_STORED ROWS:_
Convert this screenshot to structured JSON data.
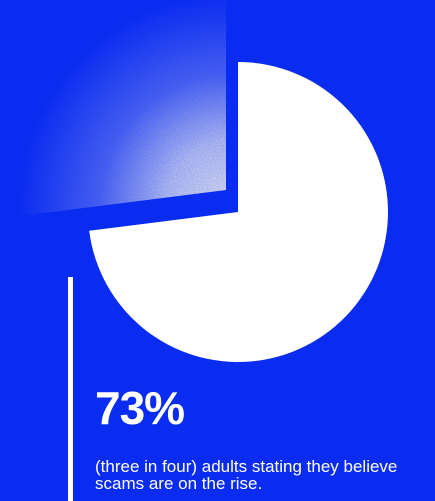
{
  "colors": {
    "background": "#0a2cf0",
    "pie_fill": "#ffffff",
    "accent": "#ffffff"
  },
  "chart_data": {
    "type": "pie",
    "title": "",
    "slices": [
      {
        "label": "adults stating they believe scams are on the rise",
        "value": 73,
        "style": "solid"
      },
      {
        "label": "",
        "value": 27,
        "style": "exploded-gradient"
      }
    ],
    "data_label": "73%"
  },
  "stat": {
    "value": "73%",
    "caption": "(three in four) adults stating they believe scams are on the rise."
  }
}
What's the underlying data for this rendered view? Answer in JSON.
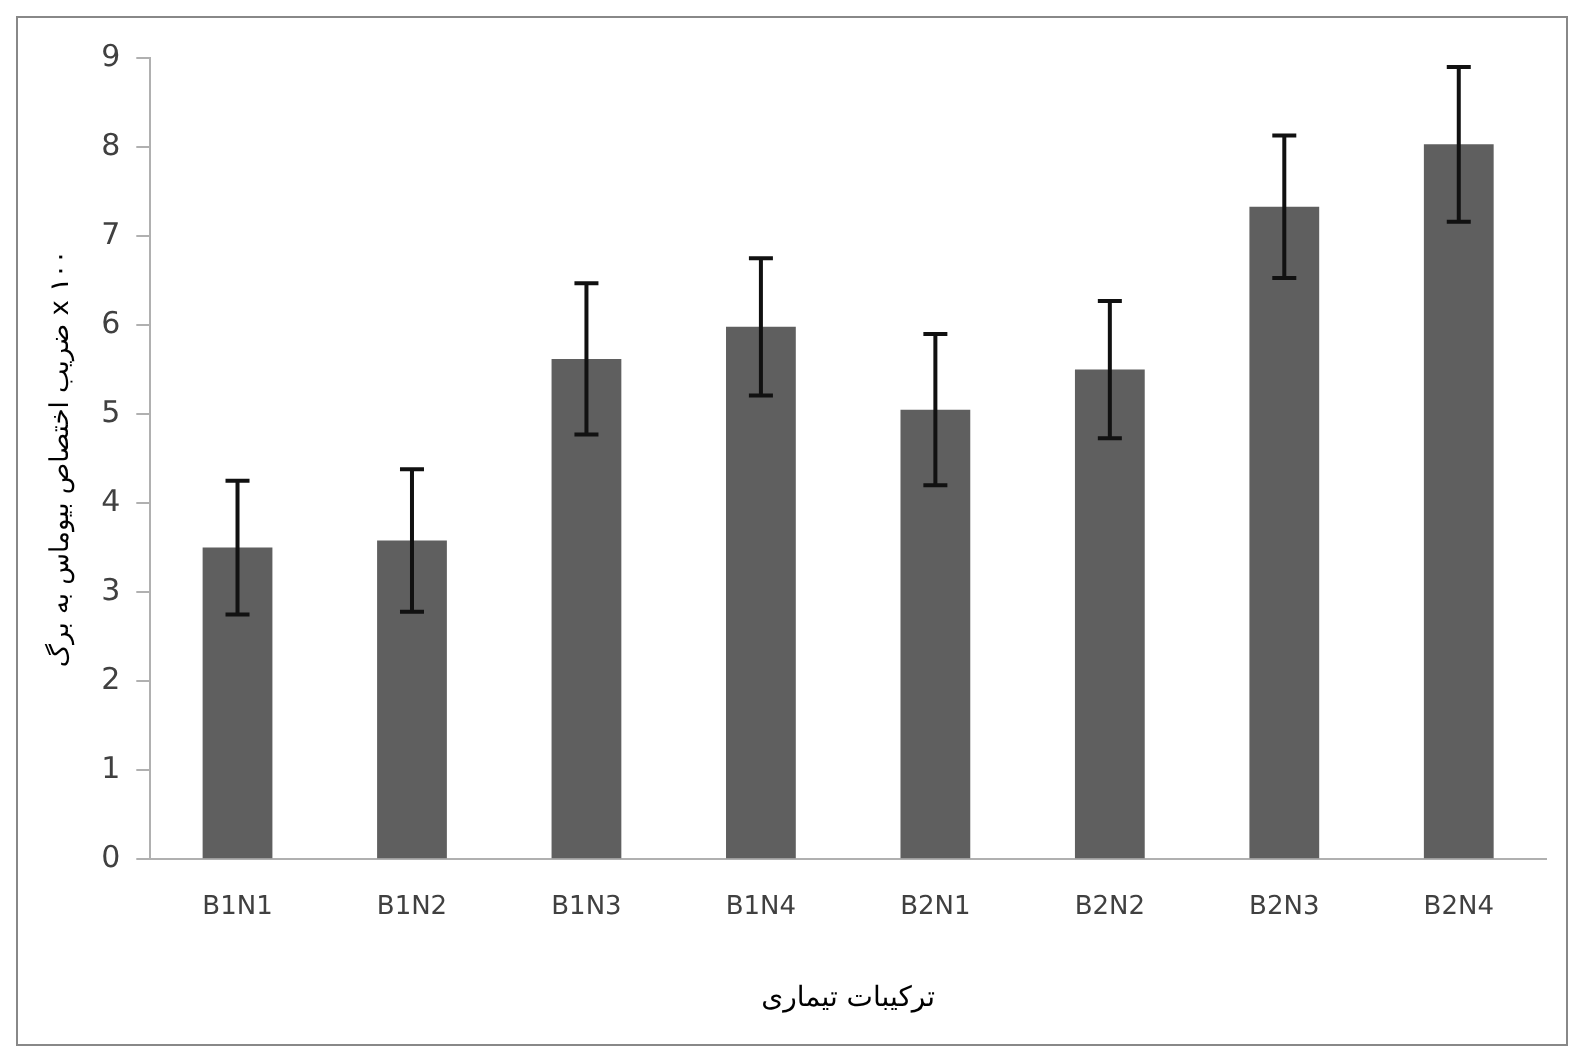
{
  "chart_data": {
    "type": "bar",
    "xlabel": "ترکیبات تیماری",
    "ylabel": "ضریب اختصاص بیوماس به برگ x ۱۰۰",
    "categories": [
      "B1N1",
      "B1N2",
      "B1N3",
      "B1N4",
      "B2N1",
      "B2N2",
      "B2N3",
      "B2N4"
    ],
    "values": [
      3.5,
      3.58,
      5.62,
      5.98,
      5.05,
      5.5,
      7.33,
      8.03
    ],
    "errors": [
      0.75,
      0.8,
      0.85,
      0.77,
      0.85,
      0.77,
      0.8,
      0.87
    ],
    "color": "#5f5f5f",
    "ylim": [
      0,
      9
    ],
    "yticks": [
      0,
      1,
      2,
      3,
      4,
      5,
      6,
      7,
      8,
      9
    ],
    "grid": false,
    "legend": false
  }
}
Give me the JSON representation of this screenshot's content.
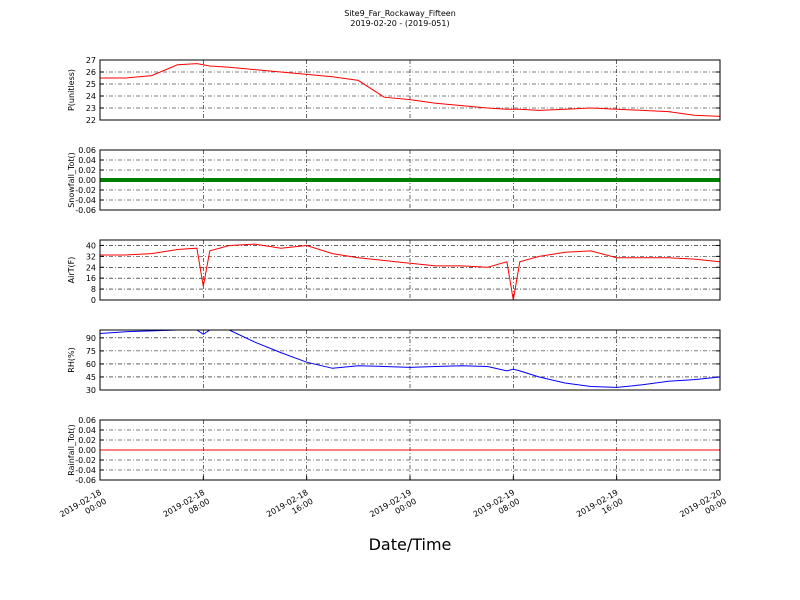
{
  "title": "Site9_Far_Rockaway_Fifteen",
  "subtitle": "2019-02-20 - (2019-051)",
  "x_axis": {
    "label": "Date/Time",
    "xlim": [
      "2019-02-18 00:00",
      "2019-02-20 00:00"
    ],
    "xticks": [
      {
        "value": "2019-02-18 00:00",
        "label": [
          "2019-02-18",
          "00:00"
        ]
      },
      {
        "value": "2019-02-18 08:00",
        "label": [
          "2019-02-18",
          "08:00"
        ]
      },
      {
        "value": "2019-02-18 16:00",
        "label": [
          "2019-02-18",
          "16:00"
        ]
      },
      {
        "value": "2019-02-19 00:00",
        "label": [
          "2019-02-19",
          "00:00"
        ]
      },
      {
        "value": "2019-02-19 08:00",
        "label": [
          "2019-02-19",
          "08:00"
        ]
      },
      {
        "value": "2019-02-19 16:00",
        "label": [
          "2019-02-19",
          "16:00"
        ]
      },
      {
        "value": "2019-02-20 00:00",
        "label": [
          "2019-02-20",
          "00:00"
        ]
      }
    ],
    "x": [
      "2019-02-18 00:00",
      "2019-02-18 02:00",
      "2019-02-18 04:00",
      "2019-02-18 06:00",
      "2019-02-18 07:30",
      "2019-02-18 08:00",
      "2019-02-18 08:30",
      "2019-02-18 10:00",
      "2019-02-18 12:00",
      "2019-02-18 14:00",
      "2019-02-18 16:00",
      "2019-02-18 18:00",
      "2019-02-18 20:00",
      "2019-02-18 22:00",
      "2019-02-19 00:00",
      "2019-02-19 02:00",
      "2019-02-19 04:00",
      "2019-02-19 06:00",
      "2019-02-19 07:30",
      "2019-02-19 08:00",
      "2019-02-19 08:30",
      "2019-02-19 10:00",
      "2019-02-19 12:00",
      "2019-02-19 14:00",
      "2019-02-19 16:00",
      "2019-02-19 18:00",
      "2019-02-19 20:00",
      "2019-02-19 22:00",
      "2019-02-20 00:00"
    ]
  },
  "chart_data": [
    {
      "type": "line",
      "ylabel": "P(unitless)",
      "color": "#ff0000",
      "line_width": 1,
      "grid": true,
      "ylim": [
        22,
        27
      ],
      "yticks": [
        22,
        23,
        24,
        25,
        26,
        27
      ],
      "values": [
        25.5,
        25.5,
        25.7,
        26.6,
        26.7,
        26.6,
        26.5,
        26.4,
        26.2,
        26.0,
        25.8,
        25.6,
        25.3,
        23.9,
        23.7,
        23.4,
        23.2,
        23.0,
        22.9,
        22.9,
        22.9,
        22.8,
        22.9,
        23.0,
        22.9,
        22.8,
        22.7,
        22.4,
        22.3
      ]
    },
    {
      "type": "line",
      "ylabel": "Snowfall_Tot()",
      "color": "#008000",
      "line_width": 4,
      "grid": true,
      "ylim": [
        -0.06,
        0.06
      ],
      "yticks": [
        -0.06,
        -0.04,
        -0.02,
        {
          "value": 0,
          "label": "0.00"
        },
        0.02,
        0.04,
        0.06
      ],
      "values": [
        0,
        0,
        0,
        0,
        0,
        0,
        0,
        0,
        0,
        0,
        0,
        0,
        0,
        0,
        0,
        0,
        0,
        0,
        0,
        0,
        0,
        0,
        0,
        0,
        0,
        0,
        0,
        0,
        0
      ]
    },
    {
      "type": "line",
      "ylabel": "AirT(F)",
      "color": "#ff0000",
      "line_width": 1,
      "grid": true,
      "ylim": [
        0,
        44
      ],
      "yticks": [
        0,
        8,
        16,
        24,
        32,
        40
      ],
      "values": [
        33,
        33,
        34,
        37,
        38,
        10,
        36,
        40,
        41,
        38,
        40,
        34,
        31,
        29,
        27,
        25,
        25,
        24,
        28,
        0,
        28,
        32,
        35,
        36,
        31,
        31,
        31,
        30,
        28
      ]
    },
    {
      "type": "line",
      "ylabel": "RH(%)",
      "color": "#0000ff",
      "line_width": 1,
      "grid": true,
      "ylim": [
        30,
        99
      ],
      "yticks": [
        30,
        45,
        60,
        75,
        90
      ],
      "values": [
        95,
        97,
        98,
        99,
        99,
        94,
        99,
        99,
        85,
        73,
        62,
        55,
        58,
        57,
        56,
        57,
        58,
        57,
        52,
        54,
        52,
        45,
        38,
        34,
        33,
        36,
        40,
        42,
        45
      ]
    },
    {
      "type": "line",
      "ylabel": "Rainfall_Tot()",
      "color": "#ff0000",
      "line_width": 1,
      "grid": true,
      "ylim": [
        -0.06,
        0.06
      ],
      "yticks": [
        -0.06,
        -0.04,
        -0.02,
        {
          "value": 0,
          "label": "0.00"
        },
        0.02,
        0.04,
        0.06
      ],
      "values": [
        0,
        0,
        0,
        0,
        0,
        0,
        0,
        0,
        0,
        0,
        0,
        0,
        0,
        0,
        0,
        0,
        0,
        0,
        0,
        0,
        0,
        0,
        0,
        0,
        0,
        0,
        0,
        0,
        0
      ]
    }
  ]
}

_EXERCISE:_ Print each entry shown above with exact wording and no pictures.

_TASK RESPONSE:_
Convert this screenshot to structured JSON data.
{
  "colors": {
    "background": "#0a2cf0",
    "pie_fill": "#ffffff",
    "accent": "#ffffff"
  },
  "chart_data": {
    "type": "pie",
    "title": "",
    "slices": [
      {
        "label": "adults stating they believe scams are on the rise",
        "value": 73,
        "style": "solid"
      },
      {
        "label": "",
        "value": 27,
        "style": "exploded-gradient"
      }
    ],
    "data_label": "73%"
  },
  "stat": {
    "value": "73%",
    "caption": "(three in four) adults stating they believe scams are on the rise."
  }
}
What's the underlying data for this rendered view? Answer in JSON.
{
  "chart_data": {
    "type": "bar",
    "xlabel": "ترکیبات تیماری",
    "ylabel": "ضریب اختصاص بیوماس به برگ x ۱۰۰",
    "categories": [
      "B1N1",
      "B1N2",
      "B1N3",
      "B1N4",
      "B2N1",
      "B2N2",
      "B2N3",
      "B2N4"
    ],
    "values": [
      3.5,
      3.58,
      5.62,
      5.98,
      5.05,
      5.5,
      7.33,
      8.03
    ],
    "errors": [
      0.75,
      0.8,
      0.85,
      0.77,
      0.85,
      0.77,
      0.8,
      0.87
    ],
    "color": "#5f5f5f",
    "ylim": [
      0,
      9
    ],
    "yticks": [
      0,
      1,
      2,
      3,
      4,
      5,
      6,
      7,
      8,
      9
    ],
    "grid": false,
    "legend": false
  }
}
Give me the JSON representation of this screenshot's content.
{
  "title": "Site9_Far_Rockaway_Fifteen",
  "subtitle": "2019-02-20 - (2019-051)",
  "x_axis": {
    "label": "Date/Time",
    "xlim": [
      "2019-02-18 00:00",
      "2019-02-20 00:00"
    ],
    "xticks": [
      {
        "value": "2019-02-18 00:00",
        "label": [
          "2019-02-18",
          "00:00"
        ]
      },
      {
        "value": "2019-02-18 08:00",
        "label": [
          "2019-02-18",
          "08:00"
        ]
      },
      {
        "value": "2019-02-18 16:00",
        "label": [
          "2019-02-18",
          "16:00"
        ]
      },
      {
        "value": "2019-02-19 00:00",
        "label": [
          "2019-02-19",
          "00:00"
        ]
      },
      {
        "value": "2019-02-19 08:00",
        "label": [
          "2019-02-19",
          "08:00"
        ]
      },
      {
        "value": "2019-02-19 16:00",
        "label": [
          "2019-02-19",
          "16:00"
        ]
      },
      {
        "value": "2019-02-20 00:00",
        "label": [
          "2019-02-20",
          "00:00"
        ]
      }
    ],
    "x": [
      "2019-02-18 00:00",
      "2019-02-18 02:00",
      "2019-02-18 04:00",
      "2019-02-18 06:00",
      "2019-02-18 07:30",
      "2019-02-18 08:00",
      "2019-02-18 08:30",
      "2019-02-18 10:00",
      "2019-02-18 12:00",
      "2019-02-18 14:00",
      "2019-02-18 16:00",
      "2019-02-18 18:00",
      "2019-02-18 20:00",
      "2019-02-18 22:00",
      "2019-02-19 00:00",
      "2019-02-19 02:00",
      "2019-02-19 04:00",
      "2019-02-19 06:00",
      "2019-02-19 07:30",
      "2019-02-19 08:00",
      "2019-02-19 08:30",
      "2019-02-19 10:00",
      "2019-02-19 12:00",
      "2019-02-19 14:00",
      "2019-02-19 16:00",
      "2019-02-19 18:00",
      "2019-02-19 20:00",
      "2019-02-19 22:00",
      "2019-02-20 00:00"
    ]
  },
  "chart_data": [
    {
      "type": "line",
      "ylabel": "P(unitless)",
      "color": "#ff0000",
      "line_width": 1,
      "grid": true,
      "ylim": [
        22,
        27
      ],
      "yticks": [
        22,
        23,
        24,
        25,
        26,
        27
      ],
      "values": [
        25.5,
        25.5,
        25.7,
        26.6,
        26.7,
        26.6,
        26.5,
        26.4,
        26.2,
        26.0,
        25.8,
        25.6,
        25.3,
        23.9,
        23.7,
        23.4,
        23.2,
        23.0,
        22.9,
        22.9,
        22.9,
        22.8,
        22.9,
        23.0,
        22.9,
        22.8,
        22.7,
        22.4,
        22.3
      ]
    },
    {
      "type": "line",
      "ylabel": "Snowfall_Tot()",
      "color": "#008000",
      "line_width": 4,
      "grid": true,
      "ylim": [
        -0.06,
        0.06
      ],
      "yticks": [
        -0.06,
        -0.04,
        -0.02,
        {
          "value": 0,
          "label": "0.00"
        },
        0.02,
        0.04,
        0.06
      ],
      "values": [
        0,
        0,
        0,
        0,
        0,
        0,
        0,
        0,
        0,
        0,
        0,
        0,
        0,
        0,
        0,
        0,
        0,
        0,
        0,
        0,
        0,
        0,
        0,
        0,
        0,
        0,
        0,
        0,
        0
      ]
    },
    {
      "type": "line",
      "ylabel": "AirT(F)",
      "color": "#ff0000",
      "line_width": 1,
      "grid": true,
      "ylim": [
        0,
        44
      ],
      "yticks": [
        0,
        8,
        16,
        24,
        32,
        40
      ],
      "values": [
        33,
        33,
        34,
        37,
        38,
        10,
        36,
        40,
        41,
        38,
        40,
        34,
        31,
        29,
        27,
        25,
        25,
        24,
        28,
        0,
        28,
        32,
        35,
        36,
        31,
        31,
        31,
        30,
        28
      ]
    },
    {
      "type": "line",
      "ylabel": "RH(%)",
      "color": "#0000ff",
      "line_width": 1,
      "grid": true,
      "ylim": [
        30,
        99
      ],
      "yticks": [
        30,
        45,
        60,
        75,
        90
      ],
      "values": [
        95,
        97,
        98,
        99,
        99,
        94,
        99,
        99,
        85,
        73,
        62,
        55,
        58,
        57,
        56,
        57,
        58,
        57,
        52,
        54,
        52,
        45,
        38,
        34,
        33,
        36,
        40,
        42,
        45
      ]
    },
    {
      "type": "line",
      "ylabel": "Rainfall_Tot()",
      "color": "#ff0000",
      "line_width": 1,
      "grid": true,
      "ylim": [
        -0.06,
        0.06
      ],
      "yticks": [
        -0.06,
        -0.04,
        -0.02,
        {
          "value": 0,
          "label": "0.00"
        },
        0.02,
        0.04,
        0.06
      ],
      "values": [
        0,
        0,
        0,
        0,
        0,
        0,
        0,
        0,
        0,
        0,
        0,
        0,
        0,
        0,
        0,
        0,
        0,
        0,
        0,
        0,
        0,
        0,
        0,
        0,
        0,
        0,
        0,
        0,
        0
      ]
    }
  ]
}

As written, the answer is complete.